Given exercise | Copy every line of the data in which the word "Unassigned" occurs.

Data supplied |
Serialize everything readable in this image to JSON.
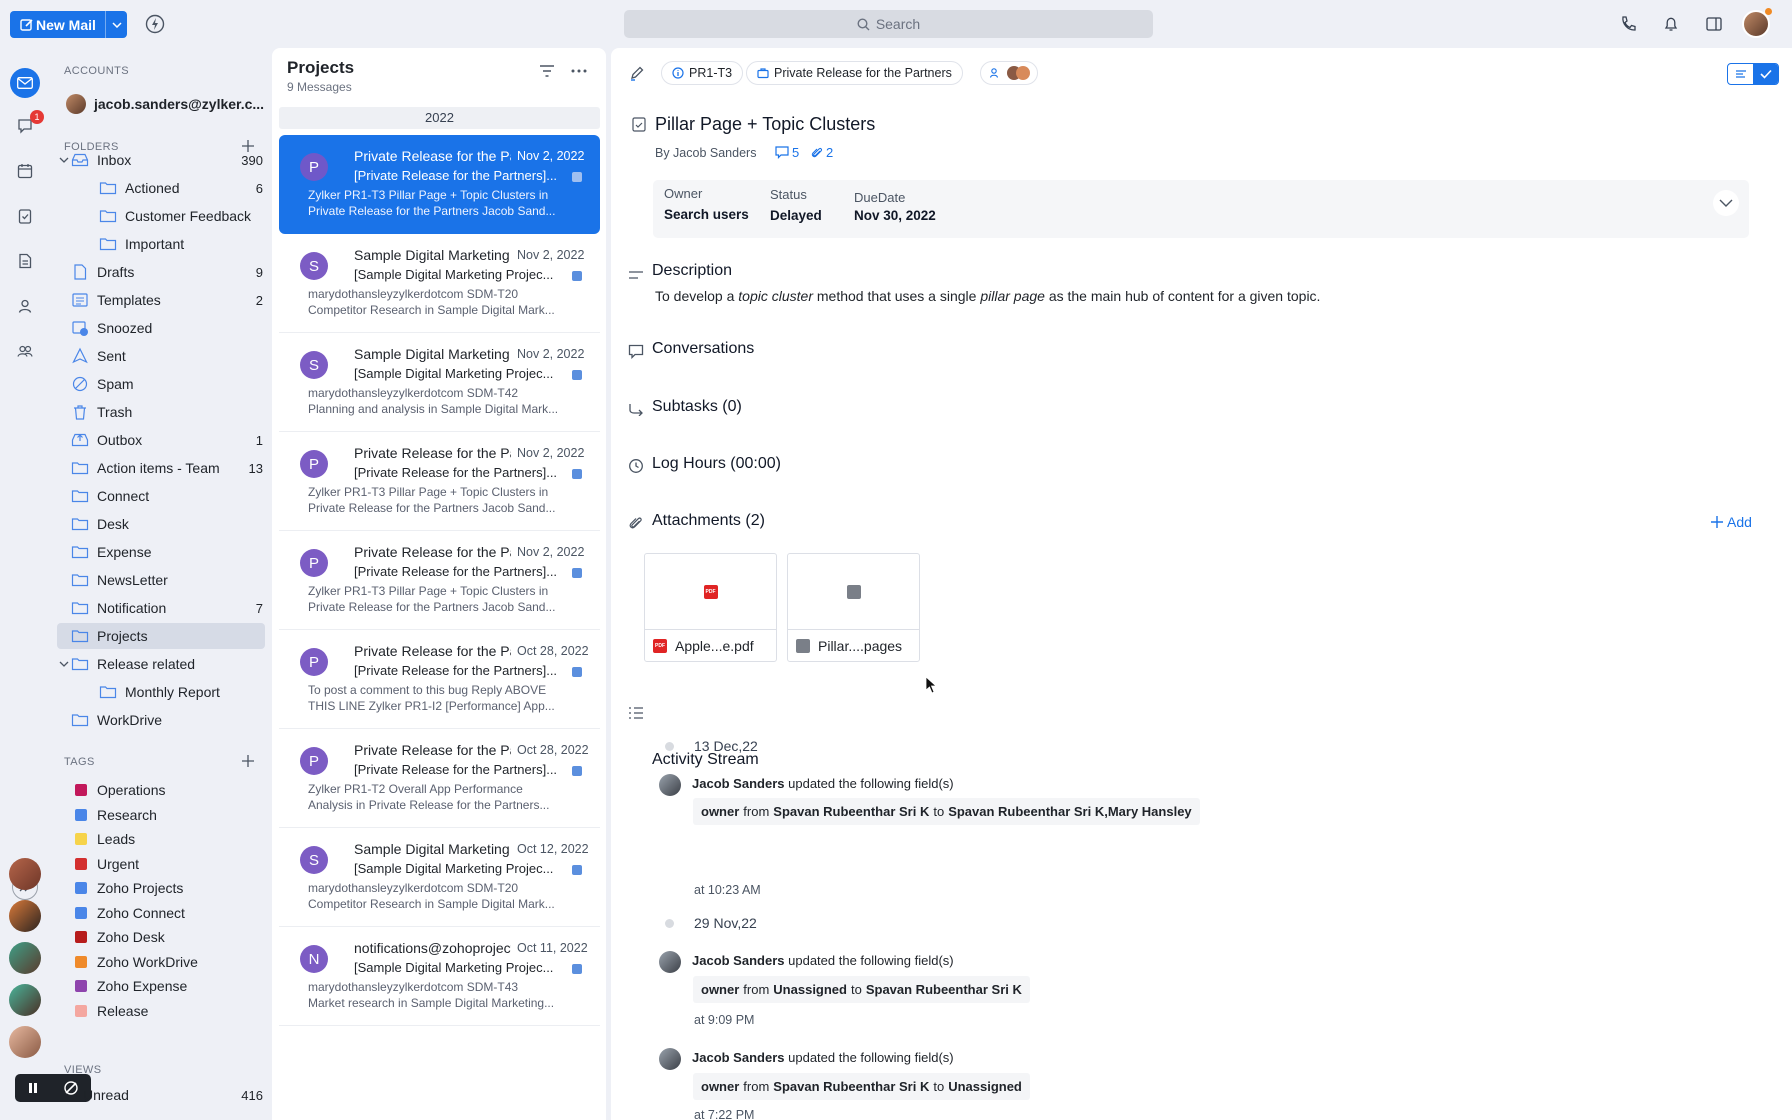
{
  "topbar": {
    "new_mail_label": "New Mail",
    "search_placeholder": "Search"
  },
  "rail": {
    "chat_badge": "1"
  },
  "accounts": {
    "heading": "ACCOUNTS",
    "email": "jacob.sanders@zylker.c..."
  },
  "folders": {
    "heading": "FOLDERS",
    "items": [
      {
        "label": "Inbox",
        "count": "390"
      },
      {
        "label": "Actioned",
        "count": "6"
      },
      {
        "label": "Customer Feedback",
        "count": ""
      },
      {
        "label": "Important",
        "count": ""
      },
      {
        "label": "Drafts",
        "count": "9"
      },
      {
        "label": "Templates",
        "count": "2"
      },
      {
        "label": "Snoozed",
        "count": ""
      },
      {
        "label": "Sent",
        "count": ""
      },
      {
        "label": "Spam",
        "count": ""
      },
      {
        "label": "Trash",
        "count": ""
      },
      {
        "label": "Outbox",
        "count": "1"
      },
      {
        "label": "Action items - Team",
        "count": "13"
      },
      {
        "label": "Connect",
        "count": ""
      },
      {
        "label": "Desk",
        "count": ""
      },
      {
        "label": "Expense",
        "count": ""
      },
      {
        "label": "NewsLetter",
        "count": ""
      },
      {
        "label": "Notification",
        "count": "7"
      },
      {
        "label": "Projects",
        "count": ""
      },
      {
        "label": "Release related",
        "count": ""
      },
      {
        "label": "Monthly Report",
        "count": ""
      },
      {
        "label": "WorkDrive",
        "count": ""
      }
    ]
  },
  "tags": {
    "heading": "TAGS",
    "items": [
      {
        "label": "Operations",
        "color": "#c2185b"
      },
      {
        "label": "Research",
        "color": "#4a86e8"
      },
      {
        "label": "Leads",
        "color": "#f6d34a"
      },
      {
        "label": "Urgent",
        "color": "#d32f2f"
      },
      {
        "label": "Zoho Projects",
        "color": "#4a86e8"
      },
      {
        "label": "Zoho Connect",
        "color": "#4a86e8"
      },
      {
        "label": "Zoho Desk",
        "color": "#b71c1c"
      },
      {
        "label": "Zoho WorkDrive",
        "color": "#ef8a2a"
      },
      {
        "label": "Zoho Expense",
        "color": "#8e44ad"
      },
      {
        "label": "Release",
        "color": "#f4a7a0"
      }
    ]
  },
  "views": {
    "heading": "VIEWS",
    "unread_label": "Unread",
    "unread_count": "416"
  },
  "message_list": {
    "title": "Projects",
    "subtitle": "9 Messages",
    "year": "2022",
    "messages": [
      {
        "initial": "P",
        "sender": "Private Release for the Partners",
        "date": "Nov 2, 2022",
        "subject": "[Private Release for the Partners]...",
        "preview1": "Zylker PR1-T3 Pillar Page + Topic Clusters in",
        "preview2": "Private Release for the Partners Jacob Sand..."
      },
      {
        "initial": "S",
        "sender": "Sample Digital Marketing",
        "date": "Nov 2, 2022",
        "subject": "[Sample Digital Marketing Projec...",
        "preview1": "marydothansleyzylkerdotcom SDM-T20",
        "preview2": "Competitor Research in Sample Digital Mark..."
      },
      {
        "initial": "S",
        "sender": "Sample Digital Marketing",
        "date": "Nov 2, 2022",
        "subject": "[Sample Digital Marketing Projec...",
        "preview1": "marydothansleyzylkerdotcom SDM-T42",
        "preview2": "Planning and analysis in Sample Digital Mark..."
      },
      {
        "initial": "P",
        "sender": "Private Release for the Partners",
        "date": "Nov 2, 2022",
        "subject": "[Private Release for the Partners]...",
        "preview1": "Zylker PR1-T3 Pillar Page + Topic Clusters in",
        "preview2": "Private Release for the Partners Jacob Sand..."
      },
      {
        "initial": "P",
        "sender": "Private Release for the Partners",
        "date": "Nov 2, 2022",
        "subject": "[Private Release for the Partners]...",
        "preview1": "Zylker PR1-T3 Pillar Page + Topic Clusters in",
        "preview2": "Private Release for the Partners Jacob Sand..."
      },
      {
        "initial": "P",
        "sender": "Private Release for the Partners",
        "date": "Oct 28, 2022",
        "subject": "[Private Release for the Partners]...",
        "preview1": "To post a comment to this bug Reply ABOVE",
        "preview2": "THIS LINE  Zylker PR1-I2 [Performance] App..."
      },
      {
        "initial": "P",
        "sender": "Private Release for the Partners",
        "date": "Oct 28, 2022",
        "subject": "[Private Release for the Partners]...",
        "preview1": "Zylker PR1-T2 Overall App Performance",
        "preview2": "Analysis in Private Release for the Partners..."
      },
      {
        "initial": "S",
        "sender": "Sample Digital Marketing",
        "date": "Oct 12, 2022",
        "subject": "[Sample Digital Marketing Projec...",
        "preview1": "marydothansleyzylkerdotcom SDM-T20",
        "preview2": "Competitor Research in Sample Digital Mark..."
      },
      {
        "initial": "N",
        "sender": "notifications@zohoprojects.com",
        "date": "Oct 11, 2022",
        "subject": "[Sample Digital Marketing Projec...",
        "preview1": "marydothansleyzylkerdotcom SDM-T43",
        "preview2": "Market research in Sample Digital Marketing..."
      }
    ]
  },
  "detail": {
    "task_id": "PR1-T3",
    "project": "Private Release for the Partners",
    "title": "Pillar Page + Topic Clusters",
    "by": "By Jacob Sanders",
    "comments_count": "5",
    "attachments_count": "2",
    "meta": {
      "owner_label": "Owner",
      "owner_value": "Search users",
      "status_label": "Status",
      "status_value": "Delayed",
      "due_label": "DueDate",
      "due_value": "Nov 30, 2022"
    },
    "description_title": "Description",
    "description": {
      "part1": "To develop a ",
      "em1": "topic cluster",
      "part2": " method that uses a single ",
      "em2": "pillar page",
      "part3": " as the main hub of content for a given topic."
    },
    "conversations_title": "Conversations",
    "subtasks_title": "Subtasks (0)",
    "loghours_title": "Log Hours (00:00)",
    "attachments_title": "Attachments (2)",
    "add_label": "Add",
    "attachments": [
      {
        "name": "Apple...e.pdf",
        "type": "pdf",
        "thumb_label": "PDF"
      },
      {
        "name": "Pillar....pages",
        "type": "pages",
        "thumb_label": ""
      }
    ],
    "activity_title": "Activity Stream",
    "activity": {
      "date1": "13 Dec,22",
      "e1_user": "Jacob Sanders",
      "e1_action": "updated the following field(s)",
      "e1_field": "owner",
      "e1_from_word": "from",
      "e1_from": "Spavan Rubeenthar Sri K",
      "e1_to_word": "to",
      "e1_to": "Spavan Rubeenthar Sri K,Mary Hansley",
      "e1_time": "at 10:23 AM",
      "date2": "29 Nov,22",
      "e2_user": "Jacob Sanders",
      "e2_action": "updated the following field(s)",
      "e2_field": "owner",
      "e2_from_word": "from",
      "e2_from": "Unassigned",
      "e2_to_word": "to",
      "e2_to": "Spavan Rubeenthar Sri K",
      "e2_time": "at 9:09 PM",
      "e3_user": "Jacob Sanders",
      "e3_action": "updated the following field(s)",
      "e3_field": "owner",
      "e3_from_word": "from",
      "e3_from": "Spavan Rubeenthar Sri K",
      "e3_to_word": "to",
      "e3_to": "Unassigned",
      "e3_time": "at 7:22 PM"
    }
  },
  "colors": {
    "accent": "#1a73e8",
    "background": "#eef0f6",
    "active_folder": "#d6dbe6"
  }
}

Written answer |
      "e2_from": "Unassigned",
      "e3_to": "Unassigned",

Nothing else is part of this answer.